→ **STATED PROBLEM**
Please write out each of the records below word for word, changing nothing.

(Records from a dataset)
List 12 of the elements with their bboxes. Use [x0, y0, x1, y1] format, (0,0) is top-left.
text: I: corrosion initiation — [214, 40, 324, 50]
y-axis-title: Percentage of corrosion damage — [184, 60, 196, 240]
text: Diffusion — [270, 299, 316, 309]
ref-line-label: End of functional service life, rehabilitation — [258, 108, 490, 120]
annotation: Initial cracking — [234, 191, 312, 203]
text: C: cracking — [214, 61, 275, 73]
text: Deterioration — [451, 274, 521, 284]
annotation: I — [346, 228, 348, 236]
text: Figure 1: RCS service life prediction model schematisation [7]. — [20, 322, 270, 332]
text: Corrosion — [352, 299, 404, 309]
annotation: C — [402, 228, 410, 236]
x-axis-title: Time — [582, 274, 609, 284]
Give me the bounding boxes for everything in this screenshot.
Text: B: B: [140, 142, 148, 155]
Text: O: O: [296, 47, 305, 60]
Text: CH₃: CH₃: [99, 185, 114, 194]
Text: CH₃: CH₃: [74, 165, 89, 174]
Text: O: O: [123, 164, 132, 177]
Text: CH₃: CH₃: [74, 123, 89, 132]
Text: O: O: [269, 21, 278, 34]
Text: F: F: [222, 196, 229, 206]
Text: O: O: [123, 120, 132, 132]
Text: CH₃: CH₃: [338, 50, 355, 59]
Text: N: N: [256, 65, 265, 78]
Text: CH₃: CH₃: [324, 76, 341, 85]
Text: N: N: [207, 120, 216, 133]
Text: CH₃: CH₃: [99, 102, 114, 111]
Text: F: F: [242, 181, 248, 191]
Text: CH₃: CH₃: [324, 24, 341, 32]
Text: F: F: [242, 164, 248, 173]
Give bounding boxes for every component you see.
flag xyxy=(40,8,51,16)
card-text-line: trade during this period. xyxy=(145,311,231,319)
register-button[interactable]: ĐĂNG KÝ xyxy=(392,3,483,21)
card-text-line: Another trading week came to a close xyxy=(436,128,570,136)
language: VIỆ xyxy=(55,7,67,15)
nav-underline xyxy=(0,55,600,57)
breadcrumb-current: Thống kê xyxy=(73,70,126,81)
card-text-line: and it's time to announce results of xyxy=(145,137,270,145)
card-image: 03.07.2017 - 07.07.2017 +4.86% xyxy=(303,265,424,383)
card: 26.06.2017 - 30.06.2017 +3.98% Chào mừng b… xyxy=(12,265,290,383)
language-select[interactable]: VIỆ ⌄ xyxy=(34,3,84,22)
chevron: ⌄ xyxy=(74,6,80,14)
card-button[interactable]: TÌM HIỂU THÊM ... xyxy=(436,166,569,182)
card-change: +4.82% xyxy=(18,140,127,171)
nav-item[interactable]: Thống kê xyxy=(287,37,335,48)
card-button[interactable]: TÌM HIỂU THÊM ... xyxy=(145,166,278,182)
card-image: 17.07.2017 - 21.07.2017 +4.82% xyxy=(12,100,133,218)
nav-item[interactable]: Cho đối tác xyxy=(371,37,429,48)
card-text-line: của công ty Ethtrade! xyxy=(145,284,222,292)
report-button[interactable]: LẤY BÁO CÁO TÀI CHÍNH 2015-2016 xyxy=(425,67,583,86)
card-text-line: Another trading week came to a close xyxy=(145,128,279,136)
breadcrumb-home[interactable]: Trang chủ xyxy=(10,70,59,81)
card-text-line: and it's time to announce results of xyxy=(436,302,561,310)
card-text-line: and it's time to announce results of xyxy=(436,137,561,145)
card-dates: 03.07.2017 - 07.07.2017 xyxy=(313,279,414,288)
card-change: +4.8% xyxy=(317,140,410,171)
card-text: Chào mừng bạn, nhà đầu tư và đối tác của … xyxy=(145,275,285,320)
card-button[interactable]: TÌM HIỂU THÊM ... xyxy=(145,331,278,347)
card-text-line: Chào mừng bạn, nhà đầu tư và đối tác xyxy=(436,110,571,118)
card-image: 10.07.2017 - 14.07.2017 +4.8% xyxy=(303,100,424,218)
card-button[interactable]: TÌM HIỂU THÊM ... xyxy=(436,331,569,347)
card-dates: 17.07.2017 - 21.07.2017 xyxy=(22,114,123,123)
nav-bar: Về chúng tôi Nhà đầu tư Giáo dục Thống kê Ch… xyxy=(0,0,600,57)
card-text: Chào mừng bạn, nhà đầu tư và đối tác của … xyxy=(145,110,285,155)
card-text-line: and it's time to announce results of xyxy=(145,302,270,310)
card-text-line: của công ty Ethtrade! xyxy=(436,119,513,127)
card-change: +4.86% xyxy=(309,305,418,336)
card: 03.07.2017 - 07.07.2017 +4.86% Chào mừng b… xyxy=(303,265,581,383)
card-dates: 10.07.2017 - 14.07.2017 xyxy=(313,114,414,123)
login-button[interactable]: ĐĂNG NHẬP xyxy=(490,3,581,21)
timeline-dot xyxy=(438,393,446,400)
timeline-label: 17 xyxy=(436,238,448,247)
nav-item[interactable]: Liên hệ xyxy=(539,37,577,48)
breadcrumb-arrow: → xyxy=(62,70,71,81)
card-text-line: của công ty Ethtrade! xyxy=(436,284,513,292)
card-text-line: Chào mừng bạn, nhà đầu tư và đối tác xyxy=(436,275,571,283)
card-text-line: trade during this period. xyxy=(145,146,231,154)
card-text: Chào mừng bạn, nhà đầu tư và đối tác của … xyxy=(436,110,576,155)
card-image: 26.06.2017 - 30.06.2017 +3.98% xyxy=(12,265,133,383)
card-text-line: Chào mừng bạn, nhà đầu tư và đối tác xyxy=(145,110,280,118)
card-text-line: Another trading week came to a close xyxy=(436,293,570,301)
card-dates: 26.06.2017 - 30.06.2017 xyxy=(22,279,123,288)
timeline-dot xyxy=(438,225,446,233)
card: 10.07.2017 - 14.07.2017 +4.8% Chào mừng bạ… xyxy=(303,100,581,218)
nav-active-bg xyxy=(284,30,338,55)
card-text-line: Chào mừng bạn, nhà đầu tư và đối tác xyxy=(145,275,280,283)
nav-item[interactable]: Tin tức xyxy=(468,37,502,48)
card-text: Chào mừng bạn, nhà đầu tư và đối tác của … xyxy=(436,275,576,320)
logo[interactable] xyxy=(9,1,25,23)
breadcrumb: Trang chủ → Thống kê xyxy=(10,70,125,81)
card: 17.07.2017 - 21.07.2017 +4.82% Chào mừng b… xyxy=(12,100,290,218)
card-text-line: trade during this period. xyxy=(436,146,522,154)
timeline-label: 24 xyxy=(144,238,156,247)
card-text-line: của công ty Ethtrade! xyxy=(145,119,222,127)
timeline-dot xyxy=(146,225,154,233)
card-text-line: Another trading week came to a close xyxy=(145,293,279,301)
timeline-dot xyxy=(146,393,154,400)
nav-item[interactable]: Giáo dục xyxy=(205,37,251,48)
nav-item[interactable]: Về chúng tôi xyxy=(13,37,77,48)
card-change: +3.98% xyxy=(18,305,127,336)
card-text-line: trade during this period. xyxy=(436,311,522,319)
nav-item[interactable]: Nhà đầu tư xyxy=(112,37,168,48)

→ **WRITTEN ANSWER**
List 12 of the elements with their bboxes. Use [x0, y0, x1, y1] format, (0,0) is top-left.
text: I: corrosion initiation — [214, 40, 324, 50]
y-axis-title: Percentage of corrosion damage — [184, 60, 196, 240]
text: Diffusion — [270, 299, 316, 309]
ref-line-label: End of functional service life, rehabilitation — [258, 108, 490, 120]
annotation: Initial cracking — [234, 191, 312, 203]
text: C: cracking — [214, 61, 275, 73]
text: Deterioration — [451, 274, 521, 284]
annotation: I — [346, 228, 348, 236]
text: Figure 1: RCS service life prediction model schematisation [7]. — [20, 322, 270, 332]
text: Corrosion — [352, 299, 404, 309]
annotation: C — [402, 228, 410, 236]
x-axis-title: Time — [582, 274, 609, 284]
Give me the bounding boxes for everything in this screenshot.
Text: B: B: [140, 142, 148, 155]
Text: O: O: [296, 47, 305, 60]
Text: CH₃: CH₃: [99, 185, 114, 194]
Text: CH₃: CH₃: [74, 165, 89, 174]
Text: O: O: [123, 164, 132, 177]
Text: CH₃: CH₃: [74, 123, 89, 132]
Text: O: O: [269, 21, 278, 34]
Text: F: F: [222, 196, 229, 206]
Text: O: O: [123, 120, 132, 132]
Text: CH₃: CH₃: [338, 50, 355, 59]
Text: N: N: [256, 65, 265, 78]
Text: CH₃: CH₃: [324, 76, 341, 85]
Text: N: N: [207, 120, 216, 133]
Text: CH₃: CH₃: [99, 102, 114, 111]
Text: F: F: [242, 181, 248, 191]
Text: CH₃: CH₃: [324, 24, 341, 32]
Text: F: F: [242, 164, 248, 173]
Give bounding boxes for every component you see.
flag xyxy=(40,8,51,16)
card-text-line: trade during this period. xyxy=(145,311,231,319)
register-button[interactable]: ĐĂNG KÝ xyxy=(392,3,483,21)
card-text-line: Another trading week came to a close xyxy=(436,128,570,136)
language: VIỆ xyxy=(55,7,67,15)
nav-underline xyxy=(0,55,600,57)
breadcrumb-current: Thống kê xyxy=(73,70,126,81)
card-text-line: and it's time to announce results of xyxy=(145,137,270,145)
card-image: 03.07.2017 - 07.07.2017 +4.86% xyxy=(303,265,424,383)
card: 26.06.2017 - 30.06.2017 +3.98% Chào mừng b… xyxy=(12,265,290,383)
language-select[interactable]: VIỆ ⌄ xyxy=(34,3,84,22)
chevron: ⌄ xyxy=(74,6,80,14)
card-button[interactable]: TÌM HIỂU THÊM ... xyxy=(436,166,569,182)
card-change: +4.82% xyxy=(18,140,127,171)
nav-item[interactable]: Thống kê xyxy=(287,37,335,48)
card-button[interactable]: TÌM HIỂU THÊM ... xyxy=(145,166,278,182)
card-image: 17.07.2017 - 21.07.2017 +4.82% xyxy=(12,100,133,218)
nav-item[interactable]: Cho đối tác xyxy=(371,37,429,48)
card-text-line: của công ty Ethtrade! xyxy=(145,284,222,292)
report-button[interactable]: LẤY BÁO CÁO TÀI CHÍNH 2015-2016 xyxy=(425,67,583,86)
card-text-line: Another trading week came to a close xyxy=(145,128,279,136)
breadcrumb-home[interactable]: Trang chủ xyxy=(10,70,59,81)
card-text-line: and it's time to announce results of xyxy=(436,302,561,310)
card-text-line: and it's time to announce results of xyxy=(436,137,561,145)
card-dates: 03.07.2017 - 07.07.2017 xyxy=(313,279,414,288)
card-change: +4.8% xyxy=(317,140,410,171)
card-text: Chào mừng bạn, nhà đầu tư và đối tác của … xyxy=(145,275,285,320)
card-button[interactable]: TÌM HIỂU THÊM ... xyxy=(145,331,278,347)
card-text-line: Chào mừng bạn, nhà đầu tư và đối tác xyxy=(436,110,571,118)
card-image: 10.07.2017 - 14.07.2017 +4.8% xyxy=(303,100,424,218)
card-button[interactable]: TÌM HIỂU THÊM ... xyxy=(436,331,569,347)
card-dates: 17.07.2017 - 21.07.2017 xyxy=(22,114,123,123)
nav-bar: Về chúng tôi Nhà đầu tư Giáo dục Thống kê Ch… xyxy=(0,0,600,57)
card-text: Chào mừng bạn, nhà đầu tư và đối tác của … xyxy=(145,110,285,155)
card-text-line: and it's time to announce results of xyxy=(145,302,270,310)
card-text-line: của công ty Ethtrade! xyxy=(436,119,513,127)
card-change: +4.86% xyxy=(309,305,418,336)
card: 03.07.2017 - 07.07.2017 +4.86% Chào mừng b… xyxy=(303,265,581,383)
card-dates: 10.07.2017 - 14.07.2017 xyxy=(313,114,414,123)
login-button[interactable]: ĐĂNG NHẬP xyxy=(490,3,581,21)
timeline-dot xyxy=(438,393,446,400)
timeline-label: 17 xyxy=(436,238,448,247)
nav-item[interactable]: Liên hệ xyxy=(539,37,577,48)
breadcrumb-arrow: → xyxy=(62,70,71,81)
card-text-line: của công ty Ethtrade! xyxy=(436,284,513,292)
card-text-line: Chào mừng bạn, nhà đầu tư và đối tác xyxy=(436,275,571,283)
card-text-line: trade during this period. xyxy=(145,146,231,154)
card-text: Chào mừng bạn, nhà đầu tư và đối tác của … xyxy=(436,110,576,155)
card-image: 26.06.2017 - 30.06.2017 +3.98% xyxy=(12,265,133,383)
card-text-line: Chào mừng bạn, nhà đầu tư và đối tác xyxy=(145,110,280,118)
card-text-line: Another trading week came to a close xyxy=(436,293,570,301)
card-dates: 26.06.2017 - 30.06.2017 xyxy=(22,279,123,288)
timeline-dot xyxy=(438,225,446,233)
card: 10.07.2017 - 14.07.2017 +4.8% Chào mừng bạ… xyxy=(303,100,581,218)
nav-active-bg xyxy=(284,30,338,55)
card-text-line: Chào mừng bạn, nhà đầu tư và đối tác xyxy=(145,275,280,283)
nav-item[interactable]: Tin tức xyxy=(468,37,502,48)
card-text: Chào mừng bạn, nhà đầu tư và đối tác của … xyxy=(436,275,576,320)
logo[interactable] xyxy=(9,1,25,23)
breadcrumb: Trang chủ → Thống kê xyxy=(10,70,125,81)
card: 17.07.2017 - 21.07.2017 +4.82% Chào mừng b… xyxy=(12,100,290,218)
card-text-line: trade during this period. xyxy=(436,146,522,154)
timeline-label: 24 xyxy=(144,238,156,247)
card-text-line: của công ty Ethtrade! xyxy=(145,119,222,127)
timeline-dot xyxy=(146,225,154,233)
card-text-line: Another trading week came to a close xyxy=(145,293,279,301)
timeline-dot xyxy=(146,393,154,400)
nav-item[interactable]: Giáo dục xyxy=(205,37,251,48)
nav-item[interactable]: Về chúng tôi xyxy=(13,37,77,48)
card-change: +3.98% xyxy=(18,305,127,336)
card-text-line: trade during this period. xyxy=(436,311,522,319)
nav-item[interactable]: Nhà đầu tư xyxy=(112,37,168,48)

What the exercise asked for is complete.